Exercise goal:
Your task is to quote the material that follows, in full and exactly.

Records for this exercise:
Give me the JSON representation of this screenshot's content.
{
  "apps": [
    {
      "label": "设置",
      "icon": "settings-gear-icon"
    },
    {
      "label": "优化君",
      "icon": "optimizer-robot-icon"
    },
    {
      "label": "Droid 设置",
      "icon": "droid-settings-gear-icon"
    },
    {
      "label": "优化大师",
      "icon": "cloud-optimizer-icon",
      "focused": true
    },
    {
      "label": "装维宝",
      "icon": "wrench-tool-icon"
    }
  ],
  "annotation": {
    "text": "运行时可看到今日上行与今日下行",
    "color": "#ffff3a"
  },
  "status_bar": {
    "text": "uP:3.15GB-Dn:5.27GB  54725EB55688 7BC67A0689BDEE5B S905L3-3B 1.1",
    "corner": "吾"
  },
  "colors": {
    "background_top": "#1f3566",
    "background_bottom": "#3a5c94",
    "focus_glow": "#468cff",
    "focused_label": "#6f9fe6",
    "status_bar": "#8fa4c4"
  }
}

Task solution:
Give me the JSON representation of this screenshot's content.
{
  "apps": [
    {
      "label": "设置",
      "icon": "settings-gear-icon"
    },
    {
      "label": "优化君",
      "icon": "optimizer-robot-icon"
    },
    {
      "label": "Droid 设置",
      "icon": "droid-settings-gear-icon"
    },
    {
      "label": "优化大师",
      "icon": "cloud-optimizer-icon",
      "focused": true
    },
    {
      "label": "装维宝",
      "icon": "wrench-tool-icon"
    }
  ],
  "annotation": {
    "text": "运行时可看到今日上行与今日下行",
    "color": "#ffff3a"
  },
  "status_bar": {
    "text": "uP:3.15GB-Dn:5.27GB  54725EB55688 7BC67A0689BDEE5B S905L3-3B 1.1",
    "corner": "吾"
  },
  "colors": {
    "background_top": "#1f3566",
    "background_bottom": "#3a5c94",
    "focus_glow": "#468cff",
    "focused_label": "#6f9fe6",
    "status_bar": "#8fa4c4"
  }
}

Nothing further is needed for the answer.